> [Records to process]
[START]
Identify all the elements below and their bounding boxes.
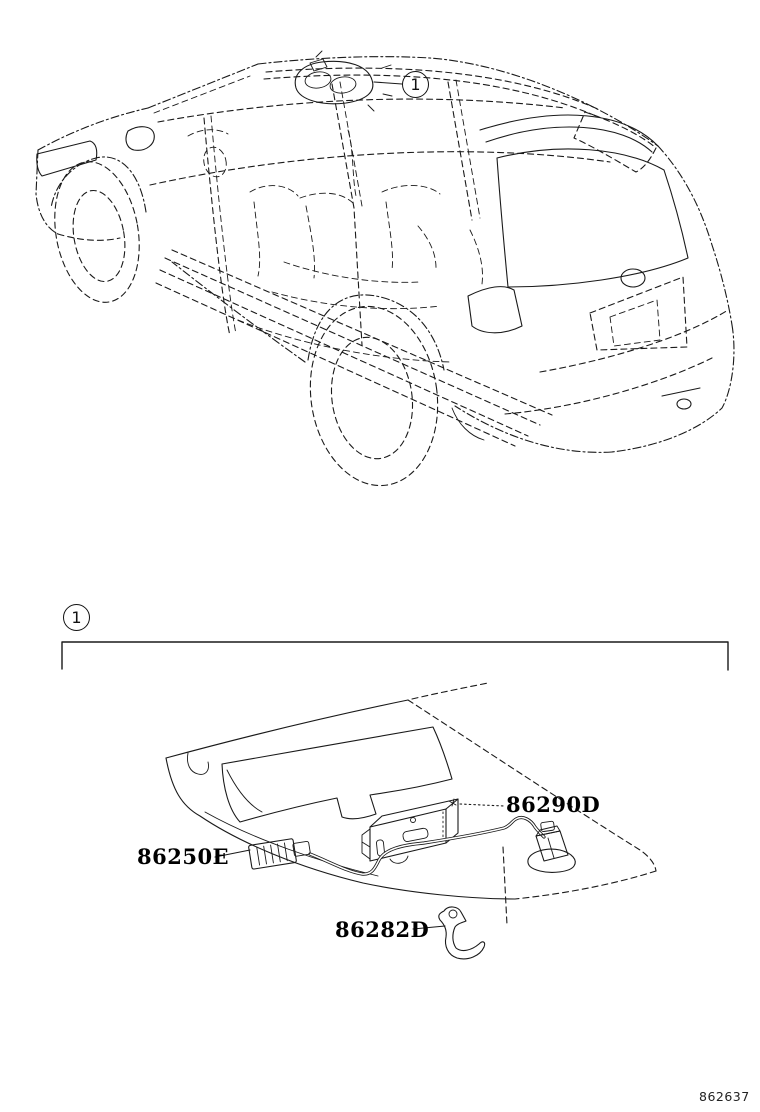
- d-pillar: [658, 146, 732, 325]
- rear-emblem: [621, 269, 645, 287]
- sill-line-4: [156, 283, 515, 446]
- cord-connector: [248, 836, 311, 869]
- sill-line-2: [160, 270, 528, 436]
- belt-line: [158, 99, 565, 122]
- a-pillar-inner: [154, 76, 250, 113]
- antenna-amplifier-86290d: [362, 799, 458, 863]
- rear-window: [497, 149, 688, 287]
- bumper-crease-2: [505, 358, 712, 414]
- hitch-ball: [677, 399, 691, 409]
- license-recess: [590, 277, 687, 350]
- bracket-locator-line: [503, 847, 507, 925]
- door-mirror: [126, 127, 154, 151]
- vehicle-phantom-drawing: [36, 51, 734, 494]
- license-plate: [610, 300, 660, 346]
- callout-leader-line: [374, 82, 402, 84]
- tow-hitch: [662, 388, 700, 396]
- interior-detail-lines: [188, 130, 483, 362]
- bumper-crease-1: [540, 310, 728, 372]
- front-face: [36, 150, 58, 234]
- mounting-bracket-86282d: [439, 907, 485, 959]
- headlight: [37, 141, 97, 176]
- roof-rail-1: [266, 68, 600, 110]
- callout-1-detail[interactable]: [63, 604, 90, 631]
- antenna-cord-86250e: [248, 818, 544, 875]
- part-label-86250e[interactable]: 86250E: [137, 844, 230, 869]
- spoiler-1: [480, 115, 658, 146]
- mudflap: [452, 408, 484, 440]
- roof-rail-2: [264, 75, 596, 116]
- callout-1-vehicle[interactable]: [402, 71, 429, 98]
- leader-86290d: [460, 804, 504, 806]
- front-wheel: [44, 155, 149, 309]
- callout-1-vehicle-number: 1: [410, 75, 421, 94]
- callout-1-detail-number: 1: [71, 608, 82, 627]
- figure-code: 862637: [699, 1089, 750, 1104]
- headliner-detail-drawing: [62, 642, 728, 959]
- part-label-86290d[interactable]: 86290D: [506, 792, 601, 817]
- front-lower: [58, 234, 120, 240]
- taillight: [468, 287, 522, 333]
- far-belt-line: [150, 152, 610, 185]
- part-label-86282d[interactable]: 86282D: [335, 917, 430, 942]
- detail-bracket-line: [62, 642, 728, 670]
- spoiler-2: [486, 127, 652, 152]
- a-pillar: [148, 64, 258, 108]
- sill-line-1: [165, 258, 540, 425]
[END]
> [Prompt]
Return all the rows above character for character, leaving out the picture.

> [Solution]
Identify all the elements below and their bounding boxes.
- d-pillar: [658, 146, 732, 325]
- rear-emblem: [621, 269, 645, 287]
- sill-line-4: [156, 283, 515, 446]
- cord-connector: [248, 836, 311, 869]
- sill-line-2: [160, 270, 528, 436]
- belt-line: [158, 99, 565, 122]
- a-pillar-inner: [154, 76, 250, 113]
- antenna-amplifier-86290d: [362, 799, 458, 863]
- rear-window: [497, 149, 688, 287]
- bumper-crease-2: [505, 358, 712, 414]
- hitch-ball: [677, 399, 691, 409]
- license-recess: [590, 277, 687, 350]
- bracket-locator-line: [503, 847, 507, 925]
- door-mirror: [126, 127, 154, 151]
- vehicle-phantom-drawing: [36, 51, 734, 494]
- license-plate: [610, 300, 660, 346]
- callout-leader-line: [374, 82, 402, 84]
- tow-hitch: [662, 388, 700, 396]
- interior-detail-lines: [188, 130, 483, 362]
- bumper-crease-1: [540, 310, 728, 372]
- front-face: [36, 150, 58, 234]
- mounting-bracket-86282d: [439, 907, 485, 959]
- headlight: [37, 141, 97, 176]
- roof-rail-1: [266, 68, 600, 110]
- callout-1-detail[interactable]: [63, 604, 90, 631]
- antenna-cord-86250e: [248, 818, 544, 875]
- part-label-86250e[interactable]: 86250E: [137, 844, 230, 869]
- spoiler-1: [480, 115, 658, 146]
- mudflap: [452, 408, 484, 440]
- roof-rail-2: [264, 75, 596, 116]
- callout-1-vehicle[interactable]: [402, 71, 429, 98]
- leader-86290d: [460, 804, 504, 806]
- front-wheel: [44, 155, 149, 309]
- callout-1-vehicle-number: 1: [410, 75, 421, 94]
- callout-1-detail-number: 1: [71, 608, 82, 627]
- figure-code: 862637: [699, 1089, 750, 1104]
- headliner-detail-drawing: [62, 642, 728, 959]
- part-label-86290d[interactable]: 86290D: [506, 792, 601, 817]
- front-lower: [58, 234, 120, 240]
- taillight: [468, 287, 522, 333]
- far-belt-line: [150, 152, 610, 185]
- part-label-86282d[interactable]: 86282D: [335, 917, 430, 942]
- detail-bracket-line: [62, 642, 728, 670]
- spoiler-2: [486, 127, 652, 152]
- a-pillar: [148, 64, 258, 108]
- sill-line-1: [165, 258, 540, 425]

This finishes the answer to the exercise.